[Set problem] Each line that holds the word "this" counts once; give the total number of such lines and nothing else.

[Extracts from a graphics dataset]
________________

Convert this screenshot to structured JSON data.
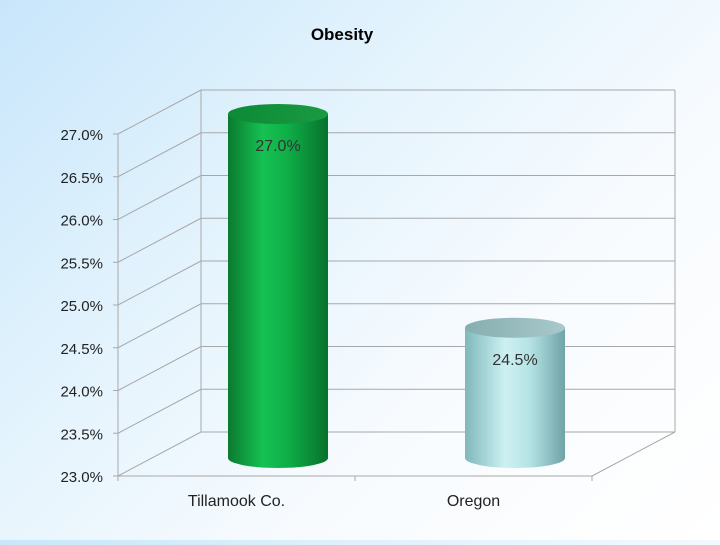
{
  "chart_data": {
    "type": "bar",
    "title": "Obesity",
    "categories": [
      "Tillamook Co.",
      "Oregon"
    ],
    "values": [
      27.0,
      24.5
    ],
    "data_labels": [
      "27.0%",
      "24.5%"
    ],
    "ylim": [
      23.0,
      27.0
    ],
    "yticks": [
      23.0,
      23.5,
      24.0,
      24.5,
      25.0,
      25.5,
      26.0,
      26.5,
      27.0
    ],
    "ytick_labels": [
      "23.0%",
      "23.5%",
      "24.0%",
      "24.5%",
      "25.0%",
      "25.5%",
      "26.0%",
      "26.5%",
      "27.0%"
    ],
    "xlabel": "",
    "ylabel": "",
    "grid": true,
    "style": "3d-cylinder",
    "colors": [
      "#1aa84a",
      "#b6e3e6"
    ]
  }
}
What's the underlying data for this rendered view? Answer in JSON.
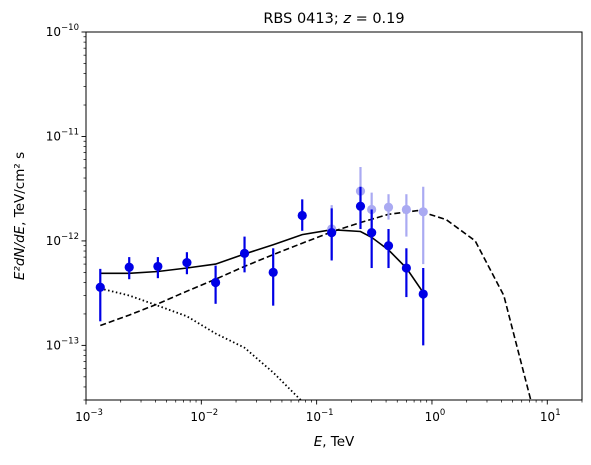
{
  "chart_data": {
    "type": "scatter",
    "title": "RBS 0413; z = 0.19",
    "title_main": "RBS 0413; ",
    "title_z_var": "z",
    "title_z_eq": " = 0.19",
    "xlabel_var": "E",
    "xlabel_unit": ", TeV",
    "ylabel_var": "E²dN/dE",
    "ylabel_unit": ", TeV/cm² s",
    "x_scale": "log",
    "y_scale": "log",
    "xlim": [
      0.001,
      20
    ],
    "ylim": [
      3e-14,
      1e-10
    ],
    "grid": false,
    "legend": "none",
    "x_ticks": [
      {
        "value": 0.001,
        "base": "10",
        "exp": "−3"
      },
      {
        "value": 0.01,
        "base": "10",
        "exp": "−2"
      },
      {
        "value": 0.1,
        "base": "10",
        "exp": "−1"
      },
      {
        "value": 1,
        "base": "10",
        "exp": "0"
      },
      {
        "value": 10,
        "base": "10",
        "exp": "1"
      }
    ],
    "y_ticks": [
      {
        "value": 1e-13,
        "base": "10",
        "exp": "−13"
      },
      {
        "value": 1e-12,
        "base": "10",
        "exp": "−12"
      },
      {
        "value": 1e-11,
        "base": "10",
        "exp": "−11"
      },
      {
        "value": 1e-10,
        "base": "10",
        "exp": "−10"
      }
    ],
    "colors": {
      "points": "#0000e6",
      "points_faded": "#aaaaf2",
      "curves": "#000000"
    },
    "series": [
      {
        "style": "points-faded",
        "points": [
          {
            "x": 0.135,
            "y": 1.3e-12,
            "ylo": 6.8e-13,
            "yhi": 2.2e-12
          },
          {
            "x": 0.24,
            "y": 3e-12,
            "ylo": 1.9e-12,
            "yhi": 5.1e-12
          },
          {
            "x": 0.3,
            "y": 2e-12,
            "ylo": 1.3e-12,
            "yhi": 2.9e-12
          },
          {
            "x": 0.42,
            "y": 2.1e-12,
            "ylo": 1.6e-12,
            "yhi": 2.8e-12
          },
          {
            "x": 0.6,
            "y": 2e-12,
            "ylo": 1.1e-12,
            "yhi": 2.8e-12
          },
          {
            "x": 0.84,
            "y": 1.9e-12,
            "ylo": 6e-13,
            "yhi": 3.3e-12
          }
        ]
      },
      {
        "style": "points",
        "points": [
          {
            "x": 0.00133,
            "y": 3.6e-13,
            "ylo": 1.7e-13,
            "yhi": 5.4e-13
          },
          {
            "x": 0.00237,
            "y": 5.6e-13,
            "ylo": 4.3e-13,
            "yhi": 7e-13
          },
          {
            "x": 0.0042,
            "y": 5.7e-13,
            "ylo": 4.4e-13,
            "yhi": 7e-13
          },
          {
            "x": 0.0075,
            "y": 6.2e-13,
            "ylo": 4.8e-13,
            "yhi": 7.8e-13
          },
          {
            "x": 0.0133,
            "y": 4e-13,
            "ylo": 2.5e-13,
            "yhi": 5.8e-13
          },
          {
            "x": 0.0237,
            "y": 7.6e-13,
            "ylo": 5e-13,
            "yhi": 1.1e-12
          },
          {
            "x": 0.042,
            "y": 5e-13,
            "ylo": 2.4e-13,
            "yhi": 8.5e-13
          },
          {
            "x": 0.075,
            "y": 1.75e-12,
            "ylo": 1.25e-12,
            "yhi": 2.5e-12
          },
          {
            "x": 0.135,
            "y": 1.2e-12,
            "ylo": 6.5e-13,
            "yhi": 2.05e-12
          },
          {
            "x": 0.24,
            "y": 2.15e-12,
            "ylo": 1.3e-12,
            "yhi": 3.3e-12
          },
          {
            "x": 0.3,
            "y": 1.2e-12,
            "ylo": 5.5e-13,
            "yhi": 2e-12
          },
          {
            "x": 0.42,
            "y": 9e-13,
            "ylo": 5.5e-13,
            "yhi": 1.3e-12
          },
          {
            "x": 0.6,
            "y": 5.5e-13,
            "ylo": 2.9e-13,
            "yhi": 8.5e-13
          },
          {
            "x": 0.84,
            "y": 3.1e-13,
            "ylo": 1e-13,
            "yhi": 5.5e-13
          }
        ]
      },
      {
        "style": "solid",
        "x": [
          0.00133,
          0.00237,
          0.0042,
          0.0075,
          0.0133,
          0.0237,
          0.042,
          0.075,
          0.135,
          0.24,
          0.3,
          0.42,
          0.6,
          0.84
        ],
        "y": [
          4.9e-13,
          4.9e-13,
          5.1e-13,
          5.5e-13,
          6e-13,
          7.5e-13,
          9.2e-13,
          1.15e-12,
          1.28e-12,
          1.23e-12,
          1.08e-12,
          8.2e-13,
          5.5e-13,
          3.2e-13
        ]
      },
      {
        "style": "dashed",
        "x": [
          0.00133,
          0.00237,
          0.0042,
          0.0075,
          0.0133,
          0.0237,
          0.042,
          0.075,
          0.135,
          0.24,
          0.42,
          0.75,
          1.33,
          2.37,
          4.2,
          7.5
        ],
        "y": [
          1.55e-13,
          1.95e-13,
          2.5e-13,
          3.3e-13,
          4.3e-13,
          5.7e-13,
          7.4e-13,
          9.5e-13,
          1.22e-12,
          1.5e-12,
          1.8e-12,
          1.95e-12,
          1.6e-12,
          1e-12,
          3e-13,
          2.5e-14
        ]
      },
      {
        "style": "dotted",
        "x": [
          0.00133,
          0.00237,
          0.0042,
          0.0075,
          0.0133,
          0.0237,
          0.042,
          0.075
        ],
        "y": [
          3.5e-13,
          3e-13,
          2.4e-13,
          1.9e-13,
          1.3e-13,
          9.5e-14,
          5.5e-14,
          2.9e-14
        ]
      }
    ]
  }
}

________________

[In response] 2